■ **Vorgegebener Text**
Vielfältig, stark, und vernetzt mit ihren jeweiligen Regionen sind Deutschlands lokale und regionale Zeitungen. Sie prägen das geschichtliche, aber auch das politische Selbstverständnis der Bürger wesentlich mit und sind für eine lebendige Demokratie unverzichtbar.

Sehr geehrte Frau Boyens,
Sehr geehrter Herr Bundesminister des Innern,
Sehr verehrten Damen und Herren Abgeordnete,

Die Ausstellung "Über 60 Jahre Bundesrepublik – Lokale Zeitungen, Mitgestalter der Demokratie" ist ein ambitioniertes und sehr wichtiges Vorhaben:
An innovativen Beispielen aktiver lokaler Berichterstattung wird deutlich, wie relevant die Rolle der lokalen Zeitung ist: als Mitgestalterin des demokratischen Gemeinwesens und als Teil des gesellschaftlichen und politischen Wandels. Daher begrüße ich außerordentlich die Initiative des Verbandes der deutschen Lokalzeitungen, den Blick auf die vergangenen und aktuellen Herausforderungen und Aufgaben "unserer Presse" zu lenken – und mit dieser Wanderausstellung den Menschen in vielen Städten nahe zu bringen.

■ **Auflistung**

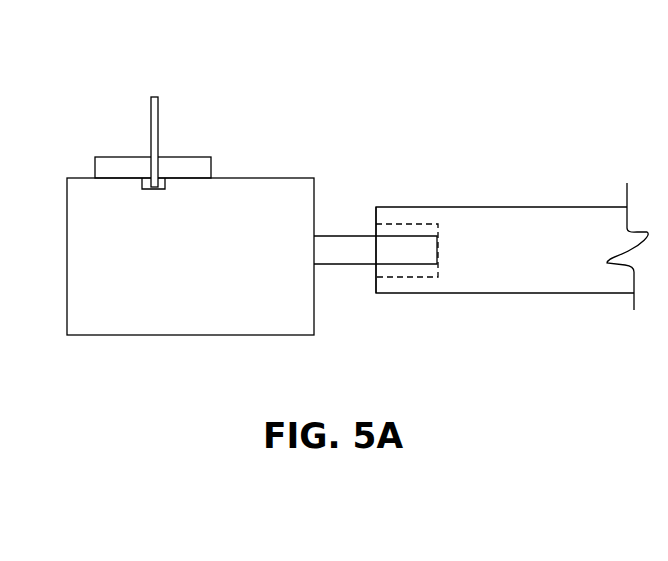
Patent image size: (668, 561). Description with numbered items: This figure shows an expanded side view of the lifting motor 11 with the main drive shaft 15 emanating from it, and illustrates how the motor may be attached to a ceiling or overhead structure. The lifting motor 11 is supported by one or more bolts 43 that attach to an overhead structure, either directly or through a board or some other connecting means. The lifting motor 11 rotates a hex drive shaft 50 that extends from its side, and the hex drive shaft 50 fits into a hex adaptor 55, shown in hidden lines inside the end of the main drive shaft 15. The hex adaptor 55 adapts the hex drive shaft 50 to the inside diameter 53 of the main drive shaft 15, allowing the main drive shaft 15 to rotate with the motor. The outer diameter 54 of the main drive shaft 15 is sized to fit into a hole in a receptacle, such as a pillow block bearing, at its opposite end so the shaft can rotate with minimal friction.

The lifting motor 11 is at (181, 300).
The bolt 43 is at (159, 109).
The hex drive shaft 50 is at (358, 257).
The inside diameter 53 is at (473, 222).
The outer diameter 54 is at (424, 207).
The hex adaptor 55 is at (410, 270).
The main drive shaft 15 is at (522, 217).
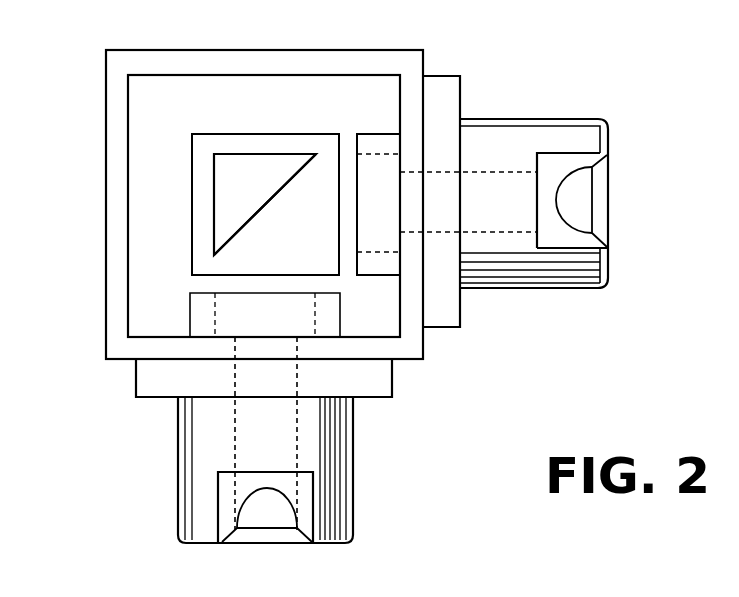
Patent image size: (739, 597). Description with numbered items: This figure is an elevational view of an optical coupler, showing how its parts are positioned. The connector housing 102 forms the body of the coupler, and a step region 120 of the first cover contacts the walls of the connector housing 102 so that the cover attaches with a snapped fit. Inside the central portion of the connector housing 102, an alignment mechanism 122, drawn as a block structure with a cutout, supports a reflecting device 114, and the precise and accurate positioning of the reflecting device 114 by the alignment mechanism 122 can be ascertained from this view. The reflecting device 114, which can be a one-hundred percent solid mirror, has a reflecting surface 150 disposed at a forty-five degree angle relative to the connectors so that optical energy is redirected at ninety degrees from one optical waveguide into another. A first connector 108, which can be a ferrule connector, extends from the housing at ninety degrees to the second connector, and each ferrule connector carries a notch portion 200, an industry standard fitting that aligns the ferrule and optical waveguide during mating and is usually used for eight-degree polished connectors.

The connector housing 102 is at (352, 62).
The first connector 108 is at (520, 119).
The reflecting device 114 is at (232, 153).
The step region 120 is at (153, 97).
The alignment mechanism 122 is at (192, 222).
The reflecting surface 150 is at (260, 210).
The notch portion 200 is at (556, 205).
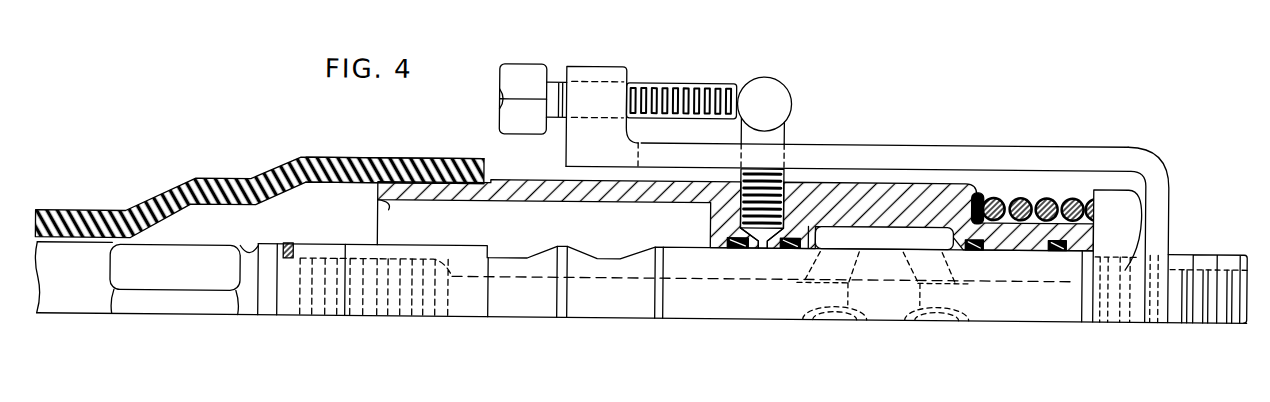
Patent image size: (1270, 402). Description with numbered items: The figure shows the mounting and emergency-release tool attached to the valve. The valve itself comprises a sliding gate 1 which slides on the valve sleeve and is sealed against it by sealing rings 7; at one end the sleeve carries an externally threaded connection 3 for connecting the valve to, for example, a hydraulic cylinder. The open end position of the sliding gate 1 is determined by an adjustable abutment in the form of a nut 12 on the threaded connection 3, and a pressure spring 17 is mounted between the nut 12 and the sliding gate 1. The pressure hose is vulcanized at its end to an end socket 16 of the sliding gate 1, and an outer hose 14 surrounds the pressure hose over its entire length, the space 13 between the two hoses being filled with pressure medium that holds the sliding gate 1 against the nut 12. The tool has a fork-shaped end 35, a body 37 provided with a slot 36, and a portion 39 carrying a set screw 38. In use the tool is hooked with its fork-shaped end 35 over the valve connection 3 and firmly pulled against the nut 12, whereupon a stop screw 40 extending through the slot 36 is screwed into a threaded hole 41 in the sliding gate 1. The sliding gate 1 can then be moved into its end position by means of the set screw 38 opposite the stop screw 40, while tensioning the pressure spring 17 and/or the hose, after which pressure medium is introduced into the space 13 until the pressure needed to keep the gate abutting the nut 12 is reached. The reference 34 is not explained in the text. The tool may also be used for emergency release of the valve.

The sliding gate 1 is at (962, 184).
The externally threaded connection 3 is at (1200, 250).
The sealing rings 7 is at (784, 250).
The adjustable abutment 12 is at (1123, 212).
The space 13 is at (328, 196).
The outer hose 14 is at (229, 187).
The end socket 16 is at (388, 213).
The pressure spring 17 is at (993, 196).
The housing 34 is at (922, 146).
The fork-shaped end 35 is at (1170, 168).
The slot 36 is at (671, 158).
The body 37 is at (875, 150).
The set screw 38 is at (524, 66).
The portion 39 is at (597, 67).
The stop screw 40 is at (790, 99).
The threaded hole 41 is at (788, 176).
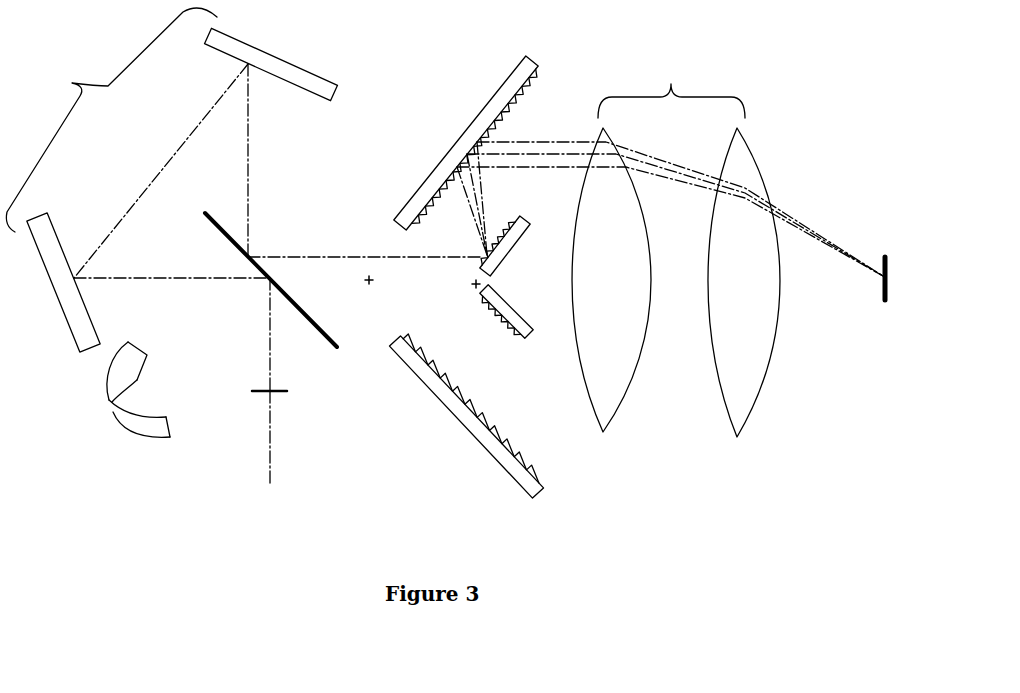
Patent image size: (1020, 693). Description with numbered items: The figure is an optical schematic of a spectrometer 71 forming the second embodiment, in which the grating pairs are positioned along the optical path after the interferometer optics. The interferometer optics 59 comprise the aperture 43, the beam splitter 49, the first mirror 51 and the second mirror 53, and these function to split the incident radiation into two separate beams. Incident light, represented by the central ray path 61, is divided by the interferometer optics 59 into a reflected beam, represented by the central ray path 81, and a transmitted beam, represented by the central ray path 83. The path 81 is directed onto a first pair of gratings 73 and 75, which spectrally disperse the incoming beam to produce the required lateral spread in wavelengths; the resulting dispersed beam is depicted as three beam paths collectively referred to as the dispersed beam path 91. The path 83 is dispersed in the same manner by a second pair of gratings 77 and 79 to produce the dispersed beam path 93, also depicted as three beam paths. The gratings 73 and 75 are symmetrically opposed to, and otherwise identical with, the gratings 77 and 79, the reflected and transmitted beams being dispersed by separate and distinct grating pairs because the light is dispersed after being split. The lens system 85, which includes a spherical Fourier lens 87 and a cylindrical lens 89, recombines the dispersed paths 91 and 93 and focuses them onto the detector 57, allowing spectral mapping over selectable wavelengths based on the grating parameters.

The aperture 43 is at (265, 388).
The beam splitter 49 is at (209, 209).
The first mirror 51 is at (63, 282).
The second mirror 53 is at (271, 64).
The detector 57 is at (885, 255).
The interferometer optics 59 is at (111, 120).
The central ray path 61 is at (266, 457).
The spectrometer 71 is at (153, 390).
The grating 73 is at (524, 241).
The grating 75 is at (452, 140).
The grating 77 is at (455, 425).
The grating 79 is at (521, 306).
The central ray path 81 is at (163, 276).
The central ray path 83 is at (272, 165).
The lens system 85 is at (671, 88).
The spherical lens 87 is at (611, 280).
The cylindrical lens 89 is at (744, 282).
The dispersed beam path 91 is at (557, 165).
The dispersed beam path 93 is at (553, 392).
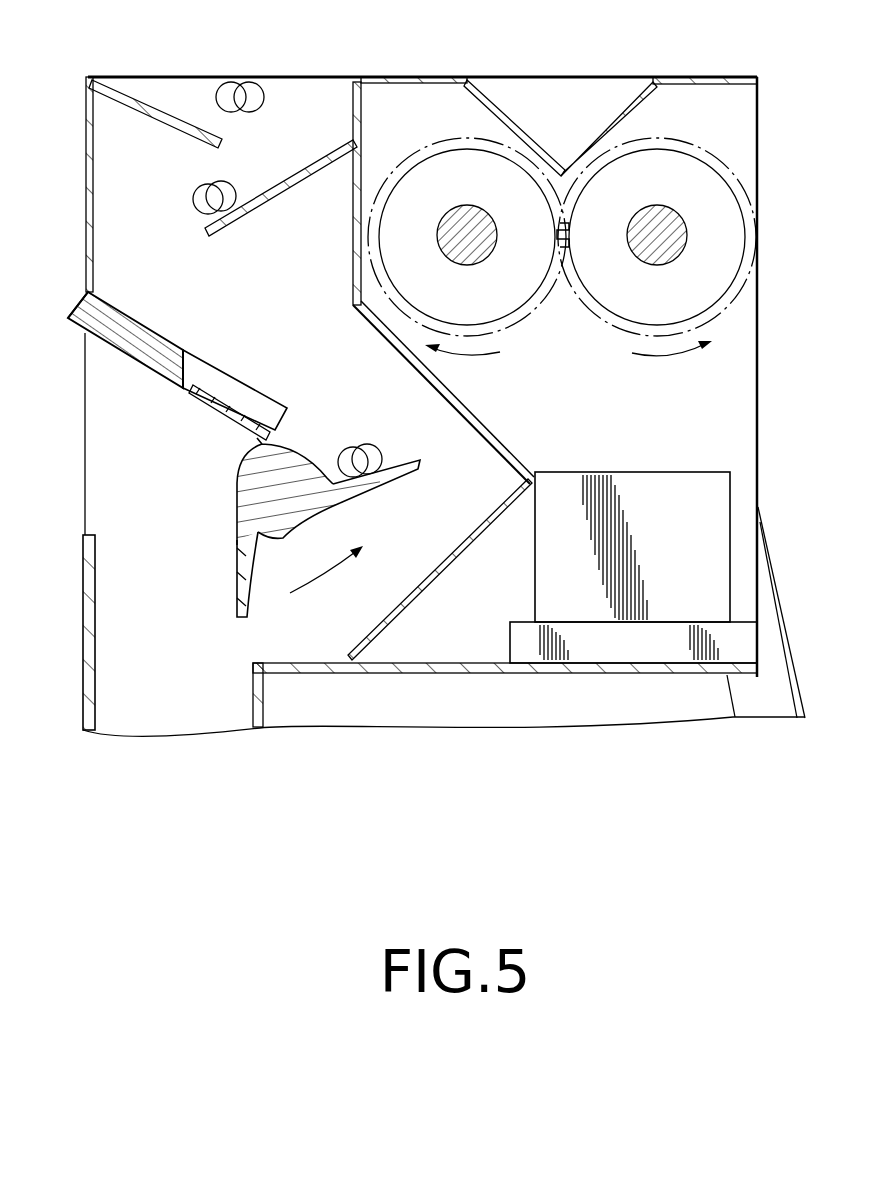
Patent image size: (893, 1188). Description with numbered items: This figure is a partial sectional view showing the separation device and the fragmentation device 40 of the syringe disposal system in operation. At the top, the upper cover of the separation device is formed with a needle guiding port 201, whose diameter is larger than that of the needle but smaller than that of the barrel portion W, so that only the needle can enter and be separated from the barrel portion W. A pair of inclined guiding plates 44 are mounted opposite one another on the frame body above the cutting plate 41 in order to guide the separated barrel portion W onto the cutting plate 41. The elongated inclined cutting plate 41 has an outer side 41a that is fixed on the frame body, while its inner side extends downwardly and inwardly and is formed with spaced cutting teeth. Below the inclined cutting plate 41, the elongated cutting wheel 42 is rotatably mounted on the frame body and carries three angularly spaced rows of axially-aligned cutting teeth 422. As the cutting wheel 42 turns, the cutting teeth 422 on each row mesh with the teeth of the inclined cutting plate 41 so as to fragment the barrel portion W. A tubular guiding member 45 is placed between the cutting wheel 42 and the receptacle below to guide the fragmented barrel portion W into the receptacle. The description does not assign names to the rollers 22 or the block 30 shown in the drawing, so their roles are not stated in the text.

■ **Aufgabenteile**
1. Gib aus dem Text über lokale Zeitungen den Abschnitt von "Vielfältig, stark, und" bis einschließlich "lebendige Demokratie unverzichtbar." wortgetreu wieder.
2. Übernimm aus der Auflistung unverändert die Zeilen von der Zeile mit "Patent image size: (1020, 693)." bis einschließlich der Zeile mit "The beam splitter 49 is at (209, 209).".

■ **Antworten je Aufgabe**
1.
Vielfältig, stark, und vernetzt mit ihren jeweiligen Regionen sind Deutschlands lokale und regionale Zeitungen. Sie prägen das geschichtliche, aber auch das politische Selbstverständnis der Bürger wesentlich mit und sind für eine lebendige Demokratie unverzichtbar.

2.
Patent image size: (1020, 693). Description with numbered items: The figure is an optical schematic of a spectrometer 71 forming the second embodiment, in which the grating pairs are positioned along the optical path after the interferometer optics. The interferometer optics 59 comprise the aperture 43, the beam splitter 49, the first mirror 51 and the second mirror 53, and these function to split the incident radiation into two separate beams. Incident light, represented by the central ray path 61, is divided by the interferometer optics 59 into a reflected beam, represented by the central ray path 81, and a transmitted beam, represented by the central ray path 83. The path 81 is directed onto a first pair of gratings 73 and 75, which spectrally disperse the incoming beam to produce the required lateral spread in wavelengths; the resulting dispersed beam is depicted as three beam paths collectively referred to as the dispersed beam path 91. The path 83 is dispersed in the same manner by a second pair of gratings 77 and 79 to produce the dispersed beam path 93, also depicted as three beam paths. The gratings 73 and 75 are symmetrically opposed to, and otherwise identical with, the gratings 77 and 79, the reflected and transmitted beams being dispersed by separate and distinct grating pairs because the light is dispersed after being split. The lens system 85, which includes a spherical Fourier lens 87 and a cylindrical lens 89, recombines the dispersed paths 91 and 93 and focuses them onto the detector 57, allowing spectral mapping over selectable wavelengths based on the grating parameters.

The aperture 43 is at (265, 388).
The beam splitter 49 is at (209, 209).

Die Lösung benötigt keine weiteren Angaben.